+++ Records for processing +++
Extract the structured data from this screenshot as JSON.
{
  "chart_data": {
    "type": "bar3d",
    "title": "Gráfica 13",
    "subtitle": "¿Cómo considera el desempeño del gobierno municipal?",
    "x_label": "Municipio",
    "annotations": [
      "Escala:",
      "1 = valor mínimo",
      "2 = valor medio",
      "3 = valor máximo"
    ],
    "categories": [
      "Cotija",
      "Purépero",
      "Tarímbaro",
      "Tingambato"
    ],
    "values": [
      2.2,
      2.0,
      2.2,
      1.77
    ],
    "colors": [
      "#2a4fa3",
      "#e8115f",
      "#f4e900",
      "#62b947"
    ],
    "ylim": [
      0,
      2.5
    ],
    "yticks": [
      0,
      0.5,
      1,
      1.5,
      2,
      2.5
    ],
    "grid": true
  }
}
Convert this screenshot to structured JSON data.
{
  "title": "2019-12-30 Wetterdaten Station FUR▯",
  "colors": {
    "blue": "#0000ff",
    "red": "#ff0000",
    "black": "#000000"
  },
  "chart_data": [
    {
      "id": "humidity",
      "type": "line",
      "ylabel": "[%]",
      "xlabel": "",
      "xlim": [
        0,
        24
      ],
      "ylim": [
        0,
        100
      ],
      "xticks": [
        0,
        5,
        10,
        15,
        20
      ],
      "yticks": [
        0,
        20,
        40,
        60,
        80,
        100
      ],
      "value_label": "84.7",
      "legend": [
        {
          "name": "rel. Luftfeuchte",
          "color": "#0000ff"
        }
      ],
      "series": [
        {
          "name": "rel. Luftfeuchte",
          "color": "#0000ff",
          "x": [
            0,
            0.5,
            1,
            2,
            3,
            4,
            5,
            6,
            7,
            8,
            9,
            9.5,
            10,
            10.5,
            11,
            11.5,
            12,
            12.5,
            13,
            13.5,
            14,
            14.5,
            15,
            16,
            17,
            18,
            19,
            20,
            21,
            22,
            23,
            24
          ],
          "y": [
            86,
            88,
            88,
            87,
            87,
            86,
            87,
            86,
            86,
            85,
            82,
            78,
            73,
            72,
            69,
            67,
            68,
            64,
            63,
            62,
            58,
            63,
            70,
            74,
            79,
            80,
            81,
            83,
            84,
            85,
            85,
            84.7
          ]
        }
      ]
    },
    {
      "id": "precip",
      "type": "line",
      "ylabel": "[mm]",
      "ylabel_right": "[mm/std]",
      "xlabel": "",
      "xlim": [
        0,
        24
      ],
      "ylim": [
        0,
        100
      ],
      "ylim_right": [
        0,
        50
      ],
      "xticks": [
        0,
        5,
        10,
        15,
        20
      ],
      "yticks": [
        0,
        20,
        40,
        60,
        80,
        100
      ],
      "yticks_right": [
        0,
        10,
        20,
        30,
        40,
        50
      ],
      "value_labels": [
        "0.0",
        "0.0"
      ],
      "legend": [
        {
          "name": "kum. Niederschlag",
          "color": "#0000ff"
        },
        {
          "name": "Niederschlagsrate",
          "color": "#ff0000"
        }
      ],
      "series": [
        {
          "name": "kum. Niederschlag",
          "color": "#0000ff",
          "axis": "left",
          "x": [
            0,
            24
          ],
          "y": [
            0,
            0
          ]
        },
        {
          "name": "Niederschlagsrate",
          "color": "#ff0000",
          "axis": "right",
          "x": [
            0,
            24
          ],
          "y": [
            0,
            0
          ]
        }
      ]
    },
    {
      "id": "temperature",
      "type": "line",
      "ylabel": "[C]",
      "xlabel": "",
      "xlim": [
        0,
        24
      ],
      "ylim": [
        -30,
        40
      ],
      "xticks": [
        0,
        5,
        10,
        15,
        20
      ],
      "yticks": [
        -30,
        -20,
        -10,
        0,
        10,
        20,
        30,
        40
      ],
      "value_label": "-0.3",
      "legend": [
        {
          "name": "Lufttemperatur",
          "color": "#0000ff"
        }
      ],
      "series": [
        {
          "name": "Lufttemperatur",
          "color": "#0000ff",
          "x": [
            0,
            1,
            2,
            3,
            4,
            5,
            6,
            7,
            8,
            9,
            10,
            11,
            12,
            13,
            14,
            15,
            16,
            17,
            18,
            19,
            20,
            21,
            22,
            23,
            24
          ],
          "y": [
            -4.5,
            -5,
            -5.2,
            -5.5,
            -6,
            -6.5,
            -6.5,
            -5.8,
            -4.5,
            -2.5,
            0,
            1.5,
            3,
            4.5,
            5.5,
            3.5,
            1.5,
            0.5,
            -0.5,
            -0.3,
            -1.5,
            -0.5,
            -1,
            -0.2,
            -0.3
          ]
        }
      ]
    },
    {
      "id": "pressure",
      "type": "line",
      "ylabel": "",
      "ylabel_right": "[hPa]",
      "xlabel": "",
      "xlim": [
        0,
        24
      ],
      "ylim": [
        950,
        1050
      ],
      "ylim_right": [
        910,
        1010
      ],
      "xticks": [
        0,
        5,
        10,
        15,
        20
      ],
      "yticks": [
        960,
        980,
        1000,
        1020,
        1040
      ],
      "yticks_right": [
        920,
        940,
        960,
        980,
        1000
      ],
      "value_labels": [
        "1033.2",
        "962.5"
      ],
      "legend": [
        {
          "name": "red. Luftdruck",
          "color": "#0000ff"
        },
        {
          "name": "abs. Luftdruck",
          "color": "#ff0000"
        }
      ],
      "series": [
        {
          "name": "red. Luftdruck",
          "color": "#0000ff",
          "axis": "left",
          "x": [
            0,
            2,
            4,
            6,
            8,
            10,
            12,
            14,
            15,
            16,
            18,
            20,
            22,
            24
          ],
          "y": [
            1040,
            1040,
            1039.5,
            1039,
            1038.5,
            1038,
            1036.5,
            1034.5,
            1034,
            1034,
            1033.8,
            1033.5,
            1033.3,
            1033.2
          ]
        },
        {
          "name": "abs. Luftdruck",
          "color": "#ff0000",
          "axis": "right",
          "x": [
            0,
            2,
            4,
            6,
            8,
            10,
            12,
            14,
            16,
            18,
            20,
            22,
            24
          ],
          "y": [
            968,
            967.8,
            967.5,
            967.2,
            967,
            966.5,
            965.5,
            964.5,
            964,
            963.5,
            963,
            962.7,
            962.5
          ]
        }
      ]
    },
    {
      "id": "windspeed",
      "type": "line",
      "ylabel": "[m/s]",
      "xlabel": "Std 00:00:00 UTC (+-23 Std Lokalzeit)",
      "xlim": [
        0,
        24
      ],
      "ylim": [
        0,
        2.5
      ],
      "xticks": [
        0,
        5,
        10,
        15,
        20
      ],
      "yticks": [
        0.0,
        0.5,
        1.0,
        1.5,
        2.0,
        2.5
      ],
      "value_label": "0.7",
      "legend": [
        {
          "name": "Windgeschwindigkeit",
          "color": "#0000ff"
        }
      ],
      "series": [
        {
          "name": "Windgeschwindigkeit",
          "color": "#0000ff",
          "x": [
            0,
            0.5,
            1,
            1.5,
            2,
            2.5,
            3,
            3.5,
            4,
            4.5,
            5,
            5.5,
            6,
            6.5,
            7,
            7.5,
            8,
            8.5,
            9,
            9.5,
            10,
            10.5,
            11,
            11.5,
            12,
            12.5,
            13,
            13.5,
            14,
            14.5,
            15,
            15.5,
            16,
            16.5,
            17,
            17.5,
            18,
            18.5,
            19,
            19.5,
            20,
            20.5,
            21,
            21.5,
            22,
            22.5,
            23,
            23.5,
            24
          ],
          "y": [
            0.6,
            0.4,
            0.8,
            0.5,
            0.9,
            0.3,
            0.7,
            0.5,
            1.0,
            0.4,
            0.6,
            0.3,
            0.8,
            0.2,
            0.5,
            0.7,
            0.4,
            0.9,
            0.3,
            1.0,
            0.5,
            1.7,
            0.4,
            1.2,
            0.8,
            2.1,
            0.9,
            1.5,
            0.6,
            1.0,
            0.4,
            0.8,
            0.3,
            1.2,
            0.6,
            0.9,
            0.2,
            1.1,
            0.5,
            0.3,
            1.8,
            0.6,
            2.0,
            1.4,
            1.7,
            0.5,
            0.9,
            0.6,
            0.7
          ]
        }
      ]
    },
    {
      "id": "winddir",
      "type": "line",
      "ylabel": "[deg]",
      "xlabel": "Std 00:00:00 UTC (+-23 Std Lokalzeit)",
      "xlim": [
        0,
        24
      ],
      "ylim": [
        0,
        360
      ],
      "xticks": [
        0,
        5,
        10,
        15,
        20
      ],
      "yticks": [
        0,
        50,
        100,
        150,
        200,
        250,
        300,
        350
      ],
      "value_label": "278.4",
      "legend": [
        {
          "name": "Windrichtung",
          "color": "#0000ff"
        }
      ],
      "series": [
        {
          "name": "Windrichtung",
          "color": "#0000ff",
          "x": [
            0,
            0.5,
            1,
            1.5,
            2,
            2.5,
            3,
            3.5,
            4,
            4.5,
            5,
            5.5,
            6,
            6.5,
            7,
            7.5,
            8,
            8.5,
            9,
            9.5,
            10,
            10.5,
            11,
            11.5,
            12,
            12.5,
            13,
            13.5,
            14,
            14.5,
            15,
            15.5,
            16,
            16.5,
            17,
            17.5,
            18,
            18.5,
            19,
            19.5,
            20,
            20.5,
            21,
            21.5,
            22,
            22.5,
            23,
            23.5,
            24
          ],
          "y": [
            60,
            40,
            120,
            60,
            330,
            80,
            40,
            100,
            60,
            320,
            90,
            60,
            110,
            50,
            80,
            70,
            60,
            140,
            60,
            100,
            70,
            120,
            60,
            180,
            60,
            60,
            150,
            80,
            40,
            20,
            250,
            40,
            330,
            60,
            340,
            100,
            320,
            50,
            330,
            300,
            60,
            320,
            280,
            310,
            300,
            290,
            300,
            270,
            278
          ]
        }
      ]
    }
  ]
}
+++
Using the material above, copy every line in which the string "structured" occurs.

_Answer to this problem_
Extract the structured data from this screenshot as JSON.
Convert this screenshot to structured JSON data.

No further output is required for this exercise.